▸ Figure record listings:

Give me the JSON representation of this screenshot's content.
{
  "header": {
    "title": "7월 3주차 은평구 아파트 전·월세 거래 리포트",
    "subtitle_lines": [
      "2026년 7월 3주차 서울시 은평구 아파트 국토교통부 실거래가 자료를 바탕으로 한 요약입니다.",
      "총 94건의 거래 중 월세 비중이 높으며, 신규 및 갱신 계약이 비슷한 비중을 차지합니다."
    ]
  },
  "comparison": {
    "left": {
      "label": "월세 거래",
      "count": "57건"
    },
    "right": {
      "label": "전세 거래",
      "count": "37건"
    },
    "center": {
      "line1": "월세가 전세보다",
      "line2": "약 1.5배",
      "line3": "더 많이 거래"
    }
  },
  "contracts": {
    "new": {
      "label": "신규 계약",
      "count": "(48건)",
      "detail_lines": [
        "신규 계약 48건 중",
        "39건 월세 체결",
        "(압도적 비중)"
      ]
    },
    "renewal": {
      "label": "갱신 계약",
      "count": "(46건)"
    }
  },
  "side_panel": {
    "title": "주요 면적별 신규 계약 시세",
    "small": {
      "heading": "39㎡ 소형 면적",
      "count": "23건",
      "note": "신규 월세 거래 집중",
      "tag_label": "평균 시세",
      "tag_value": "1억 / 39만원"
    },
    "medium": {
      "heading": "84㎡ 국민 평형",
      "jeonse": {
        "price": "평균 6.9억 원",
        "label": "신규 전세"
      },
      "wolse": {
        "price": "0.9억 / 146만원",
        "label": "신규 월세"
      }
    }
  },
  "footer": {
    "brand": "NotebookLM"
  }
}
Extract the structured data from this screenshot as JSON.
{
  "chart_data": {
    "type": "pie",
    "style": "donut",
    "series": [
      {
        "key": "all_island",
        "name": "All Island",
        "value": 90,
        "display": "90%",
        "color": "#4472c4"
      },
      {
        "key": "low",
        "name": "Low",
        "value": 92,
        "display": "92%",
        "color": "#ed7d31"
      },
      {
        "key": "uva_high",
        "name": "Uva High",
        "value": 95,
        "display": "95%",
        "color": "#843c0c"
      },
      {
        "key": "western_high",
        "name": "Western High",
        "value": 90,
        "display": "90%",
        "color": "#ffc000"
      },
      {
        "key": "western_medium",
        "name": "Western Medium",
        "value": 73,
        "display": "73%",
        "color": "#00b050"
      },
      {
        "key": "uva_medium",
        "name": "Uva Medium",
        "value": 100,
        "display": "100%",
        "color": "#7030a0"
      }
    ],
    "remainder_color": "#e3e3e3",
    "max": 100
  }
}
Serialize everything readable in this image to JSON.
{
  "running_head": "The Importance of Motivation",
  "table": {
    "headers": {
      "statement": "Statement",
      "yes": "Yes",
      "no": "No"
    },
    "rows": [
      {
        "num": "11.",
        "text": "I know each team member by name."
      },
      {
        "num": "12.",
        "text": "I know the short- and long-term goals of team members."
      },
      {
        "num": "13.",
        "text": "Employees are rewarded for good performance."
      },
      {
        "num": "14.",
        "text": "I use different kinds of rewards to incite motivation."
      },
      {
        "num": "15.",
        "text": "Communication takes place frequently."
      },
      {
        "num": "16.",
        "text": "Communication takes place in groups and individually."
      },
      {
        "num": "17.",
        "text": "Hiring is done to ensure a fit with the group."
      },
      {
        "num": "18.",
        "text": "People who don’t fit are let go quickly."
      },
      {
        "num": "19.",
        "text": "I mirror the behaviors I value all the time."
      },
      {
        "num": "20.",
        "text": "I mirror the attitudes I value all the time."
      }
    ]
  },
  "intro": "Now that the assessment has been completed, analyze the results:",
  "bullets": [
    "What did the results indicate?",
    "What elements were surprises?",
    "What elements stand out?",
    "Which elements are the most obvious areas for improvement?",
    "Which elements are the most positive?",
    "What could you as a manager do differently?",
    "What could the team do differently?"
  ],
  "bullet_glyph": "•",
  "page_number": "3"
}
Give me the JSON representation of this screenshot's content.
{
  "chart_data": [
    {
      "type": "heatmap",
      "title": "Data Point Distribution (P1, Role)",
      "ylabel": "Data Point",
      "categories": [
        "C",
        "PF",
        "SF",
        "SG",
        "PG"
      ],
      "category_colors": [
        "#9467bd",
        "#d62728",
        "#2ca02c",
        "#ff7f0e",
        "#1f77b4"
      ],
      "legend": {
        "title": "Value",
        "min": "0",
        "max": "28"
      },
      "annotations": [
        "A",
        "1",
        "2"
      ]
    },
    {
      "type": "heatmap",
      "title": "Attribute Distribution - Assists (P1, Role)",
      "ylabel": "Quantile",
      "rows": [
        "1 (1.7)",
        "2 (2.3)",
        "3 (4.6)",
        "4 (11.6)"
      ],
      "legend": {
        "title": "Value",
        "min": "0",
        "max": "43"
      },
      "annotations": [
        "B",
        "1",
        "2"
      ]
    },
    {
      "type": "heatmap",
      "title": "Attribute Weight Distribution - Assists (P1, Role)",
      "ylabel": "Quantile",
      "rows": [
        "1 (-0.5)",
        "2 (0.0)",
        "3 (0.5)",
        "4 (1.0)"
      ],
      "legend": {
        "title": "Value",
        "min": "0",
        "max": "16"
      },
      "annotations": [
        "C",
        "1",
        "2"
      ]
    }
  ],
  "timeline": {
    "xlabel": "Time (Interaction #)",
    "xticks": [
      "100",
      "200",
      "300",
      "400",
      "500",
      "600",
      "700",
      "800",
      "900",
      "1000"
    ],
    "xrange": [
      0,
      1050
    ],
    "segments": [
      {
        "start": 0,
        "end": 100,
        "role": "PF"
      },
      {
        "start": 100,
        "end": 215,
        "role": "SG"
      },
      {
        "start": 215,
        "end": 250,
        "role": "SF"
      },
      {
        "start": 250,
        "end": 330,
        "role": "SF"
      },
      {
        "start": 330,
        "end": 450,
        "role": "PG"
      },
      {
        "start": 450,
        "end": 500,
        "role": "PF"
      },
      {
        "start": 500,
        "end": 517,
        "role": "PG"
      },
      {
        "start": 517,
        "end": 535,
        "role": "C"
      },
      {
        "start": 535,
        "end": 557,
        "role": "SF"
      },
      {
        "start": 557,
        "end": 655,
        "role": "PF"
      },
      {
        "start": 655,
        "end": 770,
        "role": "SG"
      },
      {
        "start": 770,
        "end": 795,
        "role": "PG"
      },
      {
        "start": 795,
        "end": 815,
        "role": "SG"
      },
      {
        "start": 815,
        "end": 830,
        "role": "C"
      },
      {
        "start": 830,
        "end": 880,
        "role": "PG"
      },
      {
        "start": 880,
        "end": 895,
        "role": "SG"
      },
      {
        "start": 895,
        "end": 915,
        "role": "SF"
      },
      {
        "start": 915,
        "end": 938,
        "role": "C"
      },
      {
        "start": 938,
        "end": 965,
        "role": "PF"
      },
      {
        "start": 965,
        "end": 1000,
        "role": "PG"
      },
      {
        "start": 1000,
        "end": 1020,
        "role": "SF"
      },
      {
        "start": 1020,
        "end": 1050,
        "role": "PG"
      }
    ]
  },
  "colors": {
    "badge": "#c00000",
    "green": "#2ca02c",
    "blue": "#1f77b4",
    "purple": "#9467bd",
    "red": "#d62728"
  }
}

▸ Your objective:
Please output the complete data exactly.

▸ Task output:
Give me the JSON representation of this screenshot's content.
{
  "header": {
    "title": "7월 3주차 은평구 아파트 전·월세 거래 리포트",
    "subtitle_lines": [
      "2026년 7월 3주차 서울시 은평구 아파트 국토교통부 실거래가 자료를 바탕으로 한 요약입니다.",
      "총 94건의 거래 중 월세 비중이 높으며, 신규 및 갱신 계약이 비슷한 비중을 차지합니다."
    ]
  },
  "comparison": {
    "left": {
      "label": "월세 거래",
      "count": "57건"
    },
    "right": {
      "label": "전세 거래",
      "count": "37건"
    },
    "center": {
      "line1": "월세가 전세보다",
      "line2": "약 1.5배",
      "line3": "더 많이 거래"
    }
  },
  "contracts": {
    "new": {
      "label": "신규 계약",
      "count": "(48건)",
      "detail_lines": [
        "신규 계약 48건 중",
        "39건 월세 체결",
        "(압도적 비중)"
      ]
    },
    "renewal": {
      "label": "갱신 계약",
      "count": "(46건)"
    }
  },
  "side_panel": {
    "title": "주요 면적별 신규 계약 시세",
    "small": {
      "heading": "39㎡ 소형 면적",
      "count": "23건",
      "note": "신규 월세 거래 집중",
      "tag_label": "평균 시세",
      "tag_value": "1억 / 39만원"
    },
    "medium": {
      "heading": "84㎡ 국민 평형",
      "jeonse": {
        "price": "평균 6.9억 원",
        "label": "신규 전세"
      },
      "wolse": {
        "price": "0.9억 / 146만원",
        "label": "신규 월세"
      }
    }
  },
  "footer": {
    "brand": "NotebookLM"
  }
}
Extract the structured data from this screenshot as JSON.
{
  "chart_data": {
    "type": "pie",
    "style": "donut",
    "series": [
      {
        "key": "all_island",
        "name": "All Island",
        "value": 90,
        "display": "90%",
        "color": "#4472c4"
      },
      {
        "key": "low",
        "name": "Low",
        "value": 92,
        "display": "92%",
        "color": "#ed7d31"
      },
      {
        "key": "uva_high",
        "name": "Uva High",
        "value": 95,
        "display": "95%",
        "color": "#843c0c"
      },
      {
        "key": "western_high",
        "name": "Western High",
        "value": 90,
        "display": "90%",
        "color": "#ffc000"
      },
      {
        "key": "western_medium",
        "name": "Western Medium",
        "value": 73,
        "display": "73%",
        "color": "#00b050"
      },
      {
        "key": "uva_medium",
        "name": "Uva Medium",
        "value": 100,
        "display": "100%",
        "color": "#7030a0"
      }
    ],
    "remainder_color": "#e3e3e3",
    "max": 100
  }
}
Serialize everything readable in this image to JSON.
{
  "running_head": "The Importance of Motivation",
  "table": {
    "headers": {
      "statement": "Statement",
      "yes": "Yes",
      "no": "No"
    },
    "rows": [
      {
        "num": "11.",
        "text": "I know each team member by name."
      },
      {
        "num": "12.",
        "text": "I know the short- and long-term goals of team members."
      },
      {
        "num": "13.",
        "text": "Employees are rewarded for good performance."
      },
      {
        "num": "14.",
        "text": "I use different kinds of rewards to incite motivation."
      },
      {
        "num": "15.",
        "text": "Communication takes place frequently."
      },
      {
        "num": "16.",
        "text": "Communication takes place in groups and individually."
      },
      {
        "num": "17.",
        "text": "Hiring is done to ensure a fit with the group."
      },
      {
        "num": "18.",
        "text": "People who don’t fit are let go quickly."
      },
      {
        "num": "19.",
        "text": "I mirror the behaviors I value all the time."
      },
      {
        "num": "20.",
        "text": "I mirror the attitudes I value all the time."
      }
    ]
  },
  "intro": "Now that the assessment has been completed, analyze the results:",
  "bullets": [
    "What did the results indicate?",
    "What elements were surprises?",
    "What elements stand out?",
    "Which elements are the most obvious areas for improvement?",
    "Which elements are the most positive?",
    "What could you as a manager do differently?",
    "What could the team do differently?"
  ],
  "bullet_glyph": "•",
  "page_number": "3"
}
Give me the JSON representation of this screenshot's content.
{
  "chart_data": [
    {
      "type": "heatmap",
      "title": "Data Point Distribution (P1, Role)",
      "ylabel": "Data Point",
      "categories": [
        "C",
        "PF",
        "SF",
        "SG",
        "PG"
      ],
      "category_colors": [
        "#9467bd",
        "#d62728",
        "#2ca02c",
        "#ff7f0e",
        "#1f77b4"
      ],
      "legend": {
        "title": "Value",
        "min": "0",
        "max": "28"
      },
      "annotations": [
        "A",
        "1",
        "2"
      ]
    },
    {
      "type": "heatmap",
      "title": "Attribute Distribution - Assists (P1, Role)",
      "ylabel": "Quantile",
      "rows": [
        "1 (1.7)",
        "2 (2.3)",
        "3 (4.6)",
        "4 (11.6)"
      ],
      "legend": {
        "title": "Value",
        "min": "0",
        "max": "43"
      },
      "annotations": [
        "B",
        "1",
        "2"
      ]
    },
    {
      "type": "heatmap",
      "title": "Attribute Weight Distribution - Assists (P1, Role)",
      "ylabel": "Quantile",
      "rows": [
        "1 (-0.5)",
        "2 (0.0)",
        "3 (0.5)",
        "4 (1.0)"
      ],
      "legend": {
        "title": "Value",
        "min": "0",
        "max": "16"
      },
      "annotations": [
        "C",
        "1",
        "2"
      ]
    }
  ],
  "timeline": {
    "xlabel": "Time (Interaction #)",
    "xticks": [
      "100",
      "200",
      "300",
      "400",
      "500",
      "600",
      "700",
      "800",
      "900",
      "1000"
    ],
    "xrange": [
      0,
      1050
    ],
    "segments": [
      {
        "start": 0,
        "end": 100,
        "role": "PF"
      },
      {
        "start": 100,
        "end": 215,
        "role": "SG"
      },
      {
        "start": 215,
        "end": 250,
        "role": "SF"
      },
      {
        "start": 250,
        "end": 330,
        "role": "SF"
      },
      {
        "start": 330,
        "end": 450,
        "role": "PG"
      },
      {
        "start": 450,
        "end": 500,
        "role": "PF"
      },
      {
        "start": 500,
        "end": 517,
        "role": "PG"
      },
      {
        "start": 517,
        "end": 535,
        "role": "C"
      },
      {
        "start": 535,
        "end": 557,
        "role": "SF"
      },
      {
        "start": 557,
        "end": 655,
        "role": "PF"
      },
      {
        "start": 655,
        "end": 770,
        "role": "SG"
      },
      {
        "start": 770,
        "end": 795,
        "role": "PG"
      },
      {
        "start": 795,
        "end": 815,
        "role": "SG"
      },
      {
        "start": 815,
        "end": 830,
        "role": "C"
      },
      {
        "start": 830,
        "end": 880,
        "role": "PG"
      },
      {
        "start": 880,
        "end": 895,
        "role": "SG"
      },
      {
        "start": 895,
        "end": 915,
        "role": "SF"
      },
      {
        "start": 915,
        "end": 938,
        "role": "C"
      },
      {
        "start": 938,
        "end": 965,
        "role": "PF"
      },
      {
        "start": 965,
        "end": 1000,
        "role": "PG"
      },
      {
        "start": 1000,
        "end": 1020,
        "role": "SF"
      },
      {
        "start": 1020,
        "end": 1050,
        "role": "PG"
      }
    ]
  },
  "colors": {
    "badge": "#c00000",
    "green": "#2ca02c",
    "blue": "#1f77b4",
    "purple": "#9467bd",
    "red": "#d62728"
  }
}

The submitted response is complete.